# MATERIAL PROVIDED:
☆ ☆ ☆

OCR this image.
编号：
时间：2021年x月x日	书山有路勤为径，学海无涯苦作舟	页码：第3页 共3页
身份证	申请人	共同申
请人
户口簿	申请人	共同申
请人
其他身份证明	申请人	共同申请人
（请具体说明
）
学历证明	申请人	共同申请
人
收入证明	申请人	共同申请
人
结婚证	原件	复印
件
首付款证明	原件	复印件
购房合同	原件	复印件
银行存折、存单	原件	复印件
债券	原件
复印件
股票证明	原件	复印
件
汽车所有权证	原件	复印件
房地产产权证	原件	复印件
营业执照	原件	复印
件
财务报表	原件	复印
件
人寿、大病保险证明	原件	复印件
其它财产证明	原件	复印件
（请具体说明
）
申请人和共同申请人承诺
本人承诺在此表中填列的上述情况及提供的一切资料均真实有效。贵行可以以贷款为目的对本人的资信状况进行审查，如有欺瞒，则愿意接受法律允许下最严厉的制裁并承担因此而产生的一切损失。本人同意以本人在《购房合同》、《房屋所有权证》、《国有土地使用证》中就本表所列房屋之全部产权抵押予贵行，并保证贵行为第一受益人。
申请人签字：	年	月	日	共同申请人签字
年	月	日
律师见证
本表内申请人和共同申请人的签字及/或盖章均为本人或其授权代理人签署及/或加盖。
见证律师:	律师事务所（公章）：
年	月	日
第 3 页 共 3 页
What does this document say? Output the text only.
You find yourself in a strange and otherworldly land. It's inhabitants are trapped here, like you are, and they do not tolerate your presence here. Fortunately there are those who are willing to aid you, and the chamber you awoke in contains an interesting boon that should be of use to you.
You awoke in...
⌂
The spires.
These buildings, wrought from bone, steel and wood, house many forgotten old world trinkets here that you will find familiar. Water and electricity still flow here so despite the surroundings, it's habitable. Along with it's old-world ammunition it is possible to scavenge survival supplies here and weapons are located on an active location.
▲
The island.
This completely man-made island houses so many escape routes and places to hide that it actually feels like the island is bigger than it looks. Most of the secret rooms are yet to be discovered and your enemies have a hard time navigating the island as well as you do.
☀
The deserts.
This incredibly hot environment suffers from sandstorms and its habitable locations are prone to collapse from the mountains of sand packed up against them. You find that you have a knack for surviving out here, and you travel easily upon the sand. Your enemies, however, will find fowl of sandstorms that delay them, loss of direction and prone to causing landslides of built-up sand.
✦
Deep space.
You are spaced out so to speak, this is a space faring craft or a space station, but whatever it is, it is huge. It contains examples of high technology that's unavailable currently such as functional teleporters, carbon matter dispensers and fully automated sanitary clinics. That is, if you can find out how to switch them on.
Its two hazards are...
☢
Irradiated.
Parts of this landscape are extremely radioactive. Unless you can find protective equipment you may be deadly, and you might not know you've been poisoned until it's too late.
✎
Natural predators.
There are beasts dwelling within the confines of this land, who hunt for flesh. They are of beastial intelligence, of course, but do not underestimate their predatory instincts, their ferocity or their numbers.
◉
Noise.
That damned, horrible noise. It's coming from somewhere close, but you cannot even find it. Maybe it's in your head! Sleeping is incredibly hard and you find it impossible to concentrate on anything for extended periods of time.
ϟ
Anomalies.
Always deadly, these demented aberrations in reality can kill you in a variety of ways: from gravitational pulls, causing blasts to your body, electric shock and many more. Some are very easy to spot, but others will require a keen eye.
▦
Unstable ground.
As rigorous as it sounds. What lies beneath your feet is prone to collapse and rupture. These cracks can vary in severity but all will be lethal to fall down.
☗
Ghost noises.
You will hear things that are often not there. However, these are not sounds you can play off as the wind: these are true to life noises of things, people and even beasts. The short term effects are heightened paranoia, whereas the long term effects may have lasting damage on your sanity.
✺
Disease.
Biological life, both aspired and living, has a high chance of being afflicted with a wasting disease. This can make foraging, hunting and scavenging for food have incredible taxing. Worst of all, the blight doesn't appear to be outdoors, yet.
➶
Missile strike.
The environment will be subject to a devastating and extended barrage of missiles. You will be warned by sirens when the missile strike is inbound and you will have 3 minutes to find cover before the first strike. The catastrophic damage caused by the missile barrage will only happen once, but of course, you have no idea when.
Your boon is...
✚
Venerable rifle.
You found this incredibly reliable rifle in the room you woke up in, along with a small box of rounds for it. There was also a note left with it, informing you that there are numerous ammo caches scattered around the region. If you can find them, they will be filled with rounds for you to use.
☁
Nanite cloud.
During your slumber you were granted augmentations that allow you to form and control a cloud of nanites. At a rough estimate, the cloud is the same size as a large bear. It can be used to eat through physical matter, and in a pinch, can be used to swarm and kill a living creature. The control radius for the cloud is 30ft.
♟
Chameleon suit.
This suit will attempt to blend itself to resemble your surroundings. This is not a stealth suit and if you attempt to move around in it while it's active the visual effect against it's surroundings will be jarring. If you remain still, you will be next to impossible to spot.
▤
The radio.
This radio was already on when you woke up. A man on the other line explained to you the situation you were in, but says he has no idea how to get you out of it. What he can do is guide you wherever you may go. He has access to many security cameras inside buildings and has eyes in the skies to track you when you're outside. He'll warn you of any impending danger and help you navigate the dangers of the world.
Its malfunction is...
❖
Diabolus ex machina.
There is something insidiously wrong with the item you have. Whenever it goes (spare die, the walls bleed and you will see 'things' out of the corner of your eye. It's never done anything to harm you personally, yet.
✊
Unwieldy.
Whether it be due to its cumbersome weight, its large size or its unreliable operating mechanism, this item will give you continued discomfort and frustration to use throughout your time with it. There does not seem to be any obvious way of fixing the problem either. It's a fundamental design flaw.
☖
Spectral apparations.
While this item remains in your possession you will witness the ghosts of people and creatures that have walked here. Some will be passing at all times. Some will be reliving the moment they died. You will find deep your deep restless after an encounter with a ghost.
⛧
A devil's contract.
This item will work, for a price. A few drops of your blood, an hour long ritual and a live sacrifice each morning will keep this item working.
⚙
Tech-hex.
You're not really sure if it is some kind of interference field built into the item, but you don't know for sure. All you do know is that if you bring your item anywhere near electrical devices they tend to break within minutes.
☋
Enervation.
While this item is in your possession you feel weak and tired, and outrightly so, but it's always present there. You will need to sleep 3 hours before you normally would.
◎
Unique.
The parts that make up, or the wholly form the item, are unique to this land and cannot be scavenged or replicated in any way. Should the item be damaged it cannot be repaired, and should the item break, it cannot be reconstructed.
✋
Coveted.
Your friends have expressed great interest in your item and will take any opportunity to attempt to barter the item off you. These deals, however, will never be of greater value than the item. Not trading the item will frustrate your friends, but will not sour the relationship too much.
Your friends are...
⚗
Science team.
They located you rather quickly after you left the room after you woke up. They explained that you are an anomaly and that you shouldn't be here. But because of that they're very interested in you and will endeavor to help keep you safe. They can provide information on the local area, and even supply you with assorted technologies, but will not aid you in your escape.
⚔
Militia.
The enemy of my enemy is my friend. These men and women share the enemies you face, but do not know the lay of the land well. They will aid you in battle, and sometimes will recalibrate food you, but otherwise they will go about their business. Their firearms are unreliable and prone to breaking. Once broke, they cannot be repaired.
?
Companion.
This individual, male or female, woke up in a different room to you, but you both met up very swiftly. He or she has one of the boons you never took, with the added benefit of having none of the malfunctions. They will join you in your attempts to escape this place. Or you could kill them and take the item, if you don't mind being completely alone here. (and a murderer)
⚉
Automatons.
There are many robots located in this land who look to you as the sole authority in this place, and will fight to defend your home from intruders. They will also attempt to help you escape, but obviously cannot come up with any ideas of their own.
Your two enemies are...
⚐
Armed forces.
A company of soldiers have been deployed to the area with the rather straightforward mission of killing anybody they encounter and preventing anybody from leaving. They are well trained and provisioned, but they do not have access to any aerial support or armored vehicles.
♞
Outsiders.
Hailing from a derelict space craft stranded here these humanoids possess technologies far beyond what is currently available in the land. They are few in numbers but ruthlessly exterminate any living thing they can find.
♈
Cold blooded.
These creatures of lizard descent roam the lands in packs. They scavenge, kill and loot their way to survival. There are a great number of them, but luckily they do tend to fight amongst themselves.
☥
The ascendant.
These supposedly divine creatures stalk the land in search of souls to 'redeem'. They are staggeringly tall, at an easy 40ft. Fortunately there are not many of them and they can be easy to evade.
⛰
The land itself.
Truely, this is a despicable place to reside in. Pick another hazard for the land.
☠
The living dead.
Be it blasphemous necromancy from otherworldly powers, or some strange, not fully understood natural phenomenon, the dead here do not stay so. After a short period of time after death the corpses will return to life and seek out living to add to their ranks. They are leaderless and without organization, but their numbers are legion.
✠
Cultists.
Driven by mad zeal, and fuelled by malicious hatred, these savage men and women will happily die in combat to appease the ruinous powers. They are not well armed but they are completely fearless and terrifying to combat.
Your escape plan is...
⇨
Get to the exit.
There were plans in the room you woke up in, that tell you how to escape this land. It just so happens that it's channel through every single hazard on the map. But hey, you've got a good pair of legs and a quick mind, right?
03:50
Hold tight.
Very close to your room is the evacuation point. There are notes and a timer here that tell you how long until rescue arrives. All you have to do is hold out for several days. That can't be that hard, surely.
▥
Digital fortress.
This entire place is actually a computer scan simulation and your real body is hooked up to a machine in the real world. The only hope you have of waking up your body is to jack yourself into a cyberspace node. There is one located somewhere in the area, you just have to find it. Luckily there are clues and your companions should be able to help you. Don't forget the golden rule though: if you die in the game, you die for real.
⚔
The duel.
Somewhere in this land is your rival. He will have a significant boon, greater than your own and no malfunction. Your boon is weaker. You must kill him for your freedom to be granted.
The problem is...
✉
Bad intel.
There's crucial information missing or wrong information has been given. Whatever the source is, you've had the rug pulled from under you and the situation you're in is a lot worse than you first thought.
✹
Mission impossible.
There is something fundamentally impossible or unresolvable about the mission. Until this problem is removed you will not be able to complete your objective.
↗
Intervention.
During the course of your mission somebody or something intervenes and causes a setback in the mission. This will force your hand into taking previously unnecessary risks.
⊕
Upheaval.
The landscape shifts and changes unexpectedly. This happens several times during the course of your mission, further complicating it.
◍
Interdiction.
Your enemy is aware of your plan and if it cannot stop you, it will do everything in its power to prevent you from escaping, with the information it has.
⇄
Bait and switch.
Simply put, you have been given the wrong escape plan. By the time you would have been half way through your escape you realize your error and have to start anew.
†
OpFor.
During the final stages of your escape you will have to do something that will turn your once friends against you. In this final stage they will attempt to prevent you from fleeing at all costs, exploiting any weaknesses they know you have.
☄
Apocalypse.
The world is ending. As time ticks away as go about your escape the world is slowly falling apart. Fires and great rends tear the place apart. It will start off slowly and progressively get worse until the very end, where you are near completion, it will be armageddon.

☆ ☆ ☆

# EXERCISE PROMPT:
Using the listing, collect all lines in which the string "noises" is found.

# ANSWER IN FULL:
Ghost noises.
You will hear things that are often not there. However, these are not sounds you can play off as the wind: these are true to life noises of things, people and even beasts. The short term effects are heightened paranoia, whereas the long term effects may have lasting damage on your sanity.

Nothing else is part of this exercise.